▶ WRITTEN TASK 1:
Decide whether each statement below agrees with the protoboard post. Answer yes or no for each, and quote the exact words from the post that settle it.
(a) The author's iteadstudio order of 10 boards costs $13.80 including shipping.
(b) iteadstudio accepts Gerber files uploaded over the web.
(c) OSH Park accepts Eagle brd files.
▶ WRITTEN TASK 2:
According to the protoboard post, what size of bounding box does iteadstudio allow at its low price?
▶ WRITTEN TASK 3:
Write a continuation of the protoboard post, starting after its final sentence.

▶ EXTRACT PROVIDED:
Gas station without pumps

2012 July 28

Instrumentation amp protoboard rev2.1

Revision 2.1 of the instrumentation amp protoboard. This version allows the screw terminals for Gnd input to be disconnected from the board Gnd when a barrel connector is plugged in, or not, depending on jumper wires.

In Instrumentation amp protoboard, I showed an earlier draft design for the instrumentation amp protoboard. After tweaking the design a bit, I think I’m ready to try fabricating it.

I’m planning to try fabricating through iteadstudio this time, since they have the cheapest rates I’ve found yet: 10 boards for $9.90 + $3.90 shipping, for only $13.80.  Of course, the shipping is from China, so even air mail may take a while, and I don’t know what their turnaround time is for orders.  They also have small-batch orders that are even cheaper: $45 for 50 boards, $75 for 100 boards, making this very attractive for classroom use.  Of course, if the board gets just a tiny bit bigger, the price doubles or quadruples, since they have a 5cm×5cm bounding box for this price.

This will be the 4th different PCB prototype service I’ve tried. The others are (good service, USA made, but a bit pricey), batchPCB (a little slower, but cheaper, probably from China), and OSH Park (USA made, cheap if boards are tiny or you need 3 copies , accepts Eagle brd file, don’t know how fast yet).

I think that someone using Eagle for design might do best with OSH Park, since learning how to use Eagle to produce the Gerber files needed by the other fab houses was a bit of a pain.

iteadstudio does provide Eagle design-rule check and CAM files, but they seem to be pretty much the same as the default Eagle ones—I’ve not gone through them carefully to see if there are any subtle changes.  They do have the most awkward way for delivering the Gerber files, requiring that they be e-mailed as a zip file, rather than accepting upload over the web like the other services.

▶ SUPPLIED DATA:
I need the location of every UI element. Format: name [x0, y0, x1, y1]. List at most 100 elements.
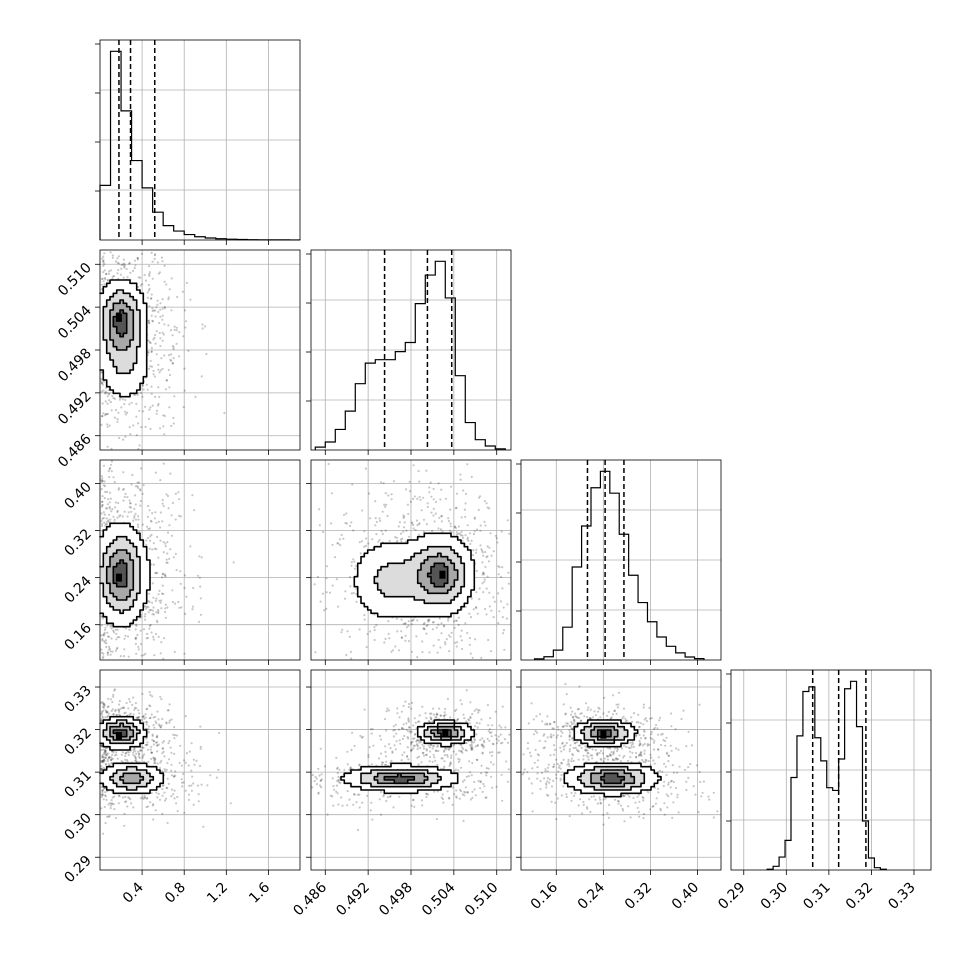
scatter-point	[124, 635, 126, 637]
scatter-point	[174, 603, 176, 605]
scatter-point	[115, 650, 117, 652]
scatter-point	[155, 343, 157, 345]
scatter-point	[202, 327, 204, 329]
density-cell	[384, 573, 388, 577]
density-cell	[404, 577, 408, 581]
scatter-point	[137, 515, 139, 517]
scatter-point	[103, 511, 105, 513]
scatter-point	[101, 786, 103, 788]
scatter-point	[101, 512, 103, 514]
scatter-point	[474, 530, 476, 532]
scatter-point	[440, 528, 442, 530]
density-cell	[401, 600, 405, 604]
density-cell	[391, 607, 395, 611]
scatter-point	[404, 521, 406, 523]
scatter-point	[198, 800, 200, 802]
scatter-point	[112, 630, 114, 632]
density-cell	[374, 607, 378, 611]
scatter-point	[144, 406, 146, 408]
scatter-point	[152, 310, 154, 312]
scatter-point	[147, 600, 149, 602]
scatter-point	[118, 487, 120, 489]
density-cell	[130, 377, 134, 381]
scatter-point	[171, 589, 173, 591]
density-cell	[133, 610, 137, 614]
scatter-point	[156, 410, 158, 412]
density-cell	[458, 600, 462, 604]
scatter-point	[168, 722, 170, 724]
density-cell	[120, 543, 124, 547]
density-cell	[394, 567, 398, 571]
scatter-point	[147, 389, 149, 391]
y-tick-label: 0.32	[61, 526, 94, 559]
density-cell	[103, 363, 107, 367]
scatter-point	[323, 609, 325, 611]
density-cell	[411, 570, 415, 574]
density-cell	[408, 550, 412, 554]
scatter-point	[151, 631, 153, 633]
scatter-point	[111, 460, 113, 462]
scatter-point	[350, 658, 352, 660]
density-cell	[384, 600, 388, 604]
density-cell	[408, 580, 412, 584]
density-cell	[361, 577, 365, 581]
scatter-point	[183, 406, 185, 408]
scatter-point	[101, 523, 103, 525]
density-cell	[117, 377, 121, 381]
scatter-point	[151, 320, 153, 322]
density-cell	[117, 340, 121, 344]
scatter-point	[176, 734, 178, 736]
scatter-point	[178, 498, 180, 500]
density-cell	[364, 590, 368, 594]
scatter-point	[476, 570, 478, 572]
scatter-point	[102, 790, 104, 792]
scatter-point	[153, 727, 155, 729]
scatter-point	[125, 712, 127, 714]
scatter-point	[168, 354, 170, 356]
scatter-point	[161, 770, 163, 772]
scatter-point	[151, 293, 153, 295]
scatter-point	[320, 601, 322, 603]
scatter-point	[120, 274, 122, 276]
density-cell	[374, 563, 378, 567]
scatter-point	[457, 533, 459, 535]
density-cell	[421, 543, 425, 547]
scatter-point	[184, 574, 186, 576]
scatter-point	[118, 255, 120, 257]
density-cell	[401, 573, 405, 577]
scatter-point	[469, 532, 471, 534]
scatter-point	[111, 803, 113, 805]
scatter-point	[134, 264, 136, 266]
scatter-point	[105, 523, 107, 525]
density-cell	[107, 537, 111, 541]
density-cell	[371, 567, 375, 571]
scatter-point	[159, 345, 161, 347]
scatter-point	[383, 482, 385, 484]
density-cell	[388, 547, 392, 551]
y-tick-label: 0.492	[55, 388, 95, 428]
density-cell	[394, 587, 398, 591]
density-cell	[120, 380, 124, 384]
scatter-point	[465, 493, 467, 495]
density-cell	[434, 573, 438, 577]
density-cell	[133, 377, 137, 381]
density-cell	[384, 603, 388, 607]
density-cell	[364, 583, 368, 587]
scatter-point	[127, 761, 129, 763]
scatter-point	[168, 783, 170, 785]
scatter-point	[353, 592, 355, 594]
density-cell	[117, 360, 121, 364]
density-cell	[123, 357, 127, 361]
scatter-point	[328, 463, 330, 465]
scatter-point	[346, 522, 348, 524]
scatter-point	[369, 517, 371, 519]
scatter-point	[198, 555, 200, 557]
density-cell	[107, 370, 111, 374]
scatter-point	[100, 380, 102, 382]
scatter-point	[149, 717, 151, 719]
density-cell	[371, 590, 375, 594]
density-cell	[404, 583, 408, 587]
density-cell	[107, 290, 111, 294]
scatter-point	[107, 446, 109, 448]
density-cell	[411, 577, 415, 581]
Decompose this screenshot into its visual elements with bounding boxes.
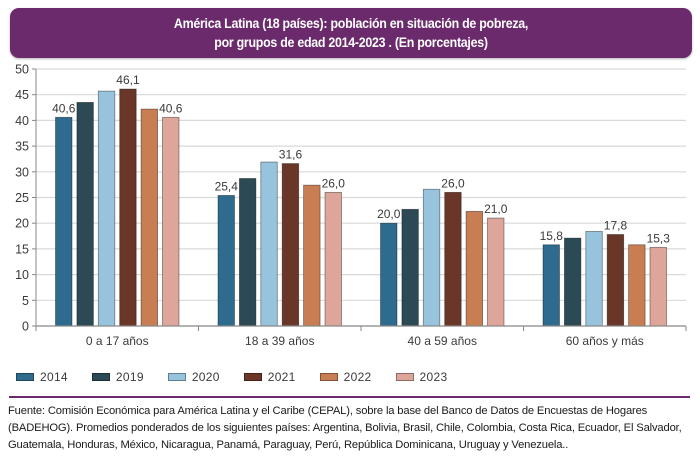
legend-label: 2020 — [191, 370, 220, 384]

▶ OUTPUT 1:
(a) Yes: "10 boards for $9.90 + $3.90 shipping, for only $13.80"
(b) No: "requiring that they be e-mailed as a zip file, rather than accepting upload over the web like the other services"
(c) Yes: "accepts Eagle brd file"

▶ OUTPUT 2:
A 5cm×5cm bounding box.

▶ OUTPUT 3:
Worksheet for designing layout. This PNG image is a little small, but Eagle can make a PDF output that is big enough for easy layout.

I improved the top documentation layer, so that the combination of the documentation and top silkscreen make a useful worksheet for students to design their layout on. If printed at 3.5× real size, the worksheet fits nicely on a page and leaves room in each resistor for adding a value.

I tried a couple of slightly different layouts for the EKG blinky circuit with optional Arduino output, and it seems to be fairly easy to lay out.  The hard parts for students will be coming up with the circuit design and soldering it up without shorting adjacent pads.

I’ll have to write up some documentation for the board, to explain the options for power (from an Arduino, from a DC power barrel, or from screw terminals; whether an RC filter is added to the power input or not; where the power and Gnd connections are available on the board, …).  I’ll probably also have to write some assembly/soldering instructions for the parts of the board that aren’t student customized.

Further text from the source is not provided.